What is being asked:
In the entries below, find the lines that contain the word "баллов" and copy them.

Dataset extract:
++++++++

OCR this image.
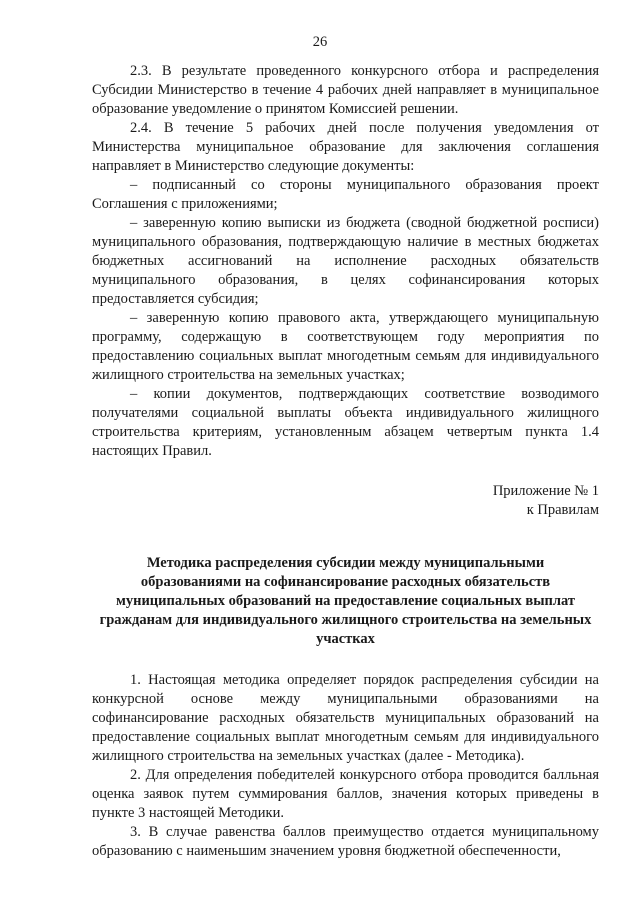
26

2.3. В результате проведенного конкурсного отбора и распределения Субсидии Министерство в течение 4 рабочих дней направляет в муниципальное образование уведомление о принятом Комиссией решении.

2.4. В течение 5 рабочих дней после получения уведомления от Министерства муниципальное образование для заключения соглашения направляет в Министерство следующие документы:

– подписанный со стороны муниципального образования проект Соглашения с приложениями;

– заверенную копию выписки из бюджета (сводной бюджетной росписи) муниципального образования, подтверждающую наличие в местных бюджетах бюджетных ассигнований на исполнение расходных обязательств муниципального образования, в целях софинансирования которых предоставляется субсидия;

– заверенную копию правового акта, утверждающего муниципальную программу, содержащую в соответствующем году мероприятия по предоставлению социальных выплат многодетным семьям для индивидуального жилищного строительства на земельных участках;

– копии документов, подтверждающих соответствие возводимого получателями социальной выплаты объекта индивидуального жилищного строительства критериям, установленным абзацем четвертым пункта 1.4 настоящих Правил.

Приложение № 1
к Правилам

Методика распределения субсидии между муниципальными образованиями на софинансирование расходных обязательств муниципальных образований на предоставление социальных выплат гражданам для индивидуального жилищного строительства на земельных участках

1. Настоящая методика определяет порядок распределения субсидии на конкурсной основе между муниципальными образованиями на софинансирование расходных обязательств муниципальных образований на предоставление социальных выплат многодетным семьям для индивидуального жилищного строительства на земельных участках (далее - Методика).

2. Для определения победителей конкурсного отбора проводится балльная оценка заявок путем суммирования баллов, значения которых приведены в пункте 3 настоящей Методики.

3. В случае равенства баллов преимущество отдается муниципальному образованию с наименьшим значением уровня бюджетной обеспеченности,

++++++++

The response:
2. Для определения победителей конкурсного отбора проводится балльная оценка заявок путем суммирования баллов, значения которых приведены в пункте 3 настоящей Методики.
3. В случае равенства баллов преимущество отдается муниципальному образованию с наименьшим значением уровня бюджетной обеспеченности,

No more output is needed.